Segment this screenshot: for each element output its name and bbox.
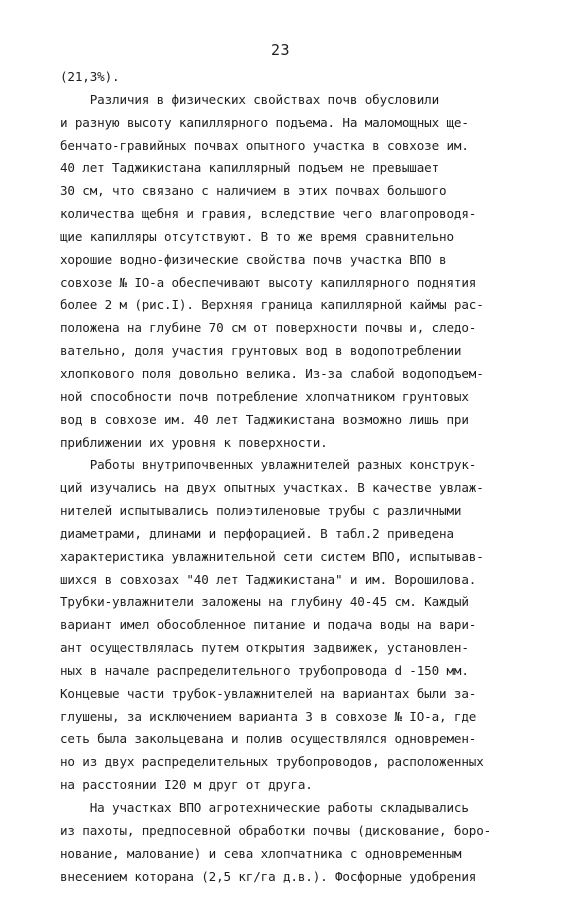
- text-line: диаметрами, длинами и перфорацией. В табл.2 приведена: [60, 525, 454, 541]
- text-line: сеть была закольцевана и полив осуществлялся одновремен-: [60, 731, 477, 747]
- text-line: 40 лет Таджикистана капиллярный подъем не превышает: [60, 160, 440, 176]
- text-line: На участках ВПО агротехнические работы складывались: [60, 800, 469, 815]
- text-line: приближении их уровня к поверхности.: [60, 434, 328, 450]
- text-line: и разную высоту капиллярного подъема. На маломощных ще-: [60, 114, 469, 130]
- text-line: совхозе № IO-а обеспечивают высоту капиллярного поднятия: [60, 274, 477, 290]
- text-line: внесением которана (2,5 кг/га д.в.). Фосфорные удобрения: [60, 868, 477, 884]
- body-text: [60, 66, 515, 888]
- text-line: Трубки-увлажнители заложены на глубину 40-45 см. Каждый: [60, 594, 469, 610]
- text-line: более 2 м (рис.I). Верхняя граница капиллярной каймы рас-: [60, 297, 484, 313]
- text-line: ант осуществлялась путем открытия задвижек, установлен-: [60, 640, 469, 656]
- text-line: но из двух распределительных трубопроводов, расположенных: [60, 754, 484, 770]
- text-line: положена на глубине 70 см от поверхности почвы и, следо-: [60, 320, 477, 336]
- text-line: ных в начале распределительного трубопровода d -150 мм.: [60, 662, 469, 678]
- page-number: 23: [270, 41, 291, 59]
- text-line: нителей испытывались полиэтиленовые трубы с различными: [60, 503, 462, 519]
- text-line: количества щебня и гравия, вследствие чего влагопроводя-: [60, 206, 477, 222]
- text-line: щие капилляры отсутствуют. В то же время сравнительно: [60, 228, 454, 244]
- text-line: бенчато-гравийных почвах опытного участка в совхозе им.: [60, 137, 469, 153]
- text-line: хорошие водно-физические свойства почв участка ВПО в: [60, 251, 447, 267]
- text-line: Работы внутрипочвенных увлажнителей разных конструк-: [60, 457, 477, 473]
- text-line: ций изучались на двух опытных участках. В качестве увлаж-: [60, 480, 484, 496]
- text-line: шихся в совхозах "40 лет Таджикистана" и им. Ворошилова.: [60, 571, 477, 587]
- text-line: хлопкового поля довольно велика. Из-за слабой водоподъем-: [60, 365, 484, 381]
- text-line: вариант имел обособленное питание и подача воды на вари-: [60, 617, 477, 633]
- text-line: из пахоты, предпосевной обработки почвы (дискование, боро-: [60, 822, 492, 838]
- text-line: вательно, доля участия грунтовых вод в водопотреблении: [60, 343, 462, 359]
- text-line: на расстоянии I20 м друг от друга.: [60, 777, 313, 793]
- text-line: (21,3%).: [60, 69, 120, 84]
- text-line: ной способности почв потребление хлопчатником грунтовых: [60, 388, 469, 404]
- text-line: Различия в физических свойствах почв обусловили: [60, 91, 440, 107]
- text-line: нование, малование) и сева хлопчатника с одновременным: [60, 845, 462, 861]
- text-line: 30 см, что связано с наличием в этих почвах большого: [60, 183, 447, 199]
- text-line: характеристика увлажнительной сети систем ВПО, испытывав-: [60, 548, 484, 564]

================

CHALLENGE
Duplicate the lines above, from the line that contains "- text-line: диаметрами, длинами" through the line that contains "- text-line: и разную".

ANSWER TO THE EXERCISE
- text-line: диаметрами, длинами и перфорацией. В табл.2 приведена: [60, 525, 454, 541]
- text-line: сеть была закольцевана и полив осуществлялся одновремен-: [60, 731, 477, 747]
- text-line: 40 лет Таджикистана капиллярный подъем не превышает: [60, 160, 440, 176]
- text-line: На участках ВПО агротехнические работы складывались: [60, 800, 469, 815]
- text-line: приближении их уровня к поверхности.: [60, 434, 328, 450]
- text-line: и разную высоту капиллярного подъема. На маломощных ще-: [60, 114, 469, 130]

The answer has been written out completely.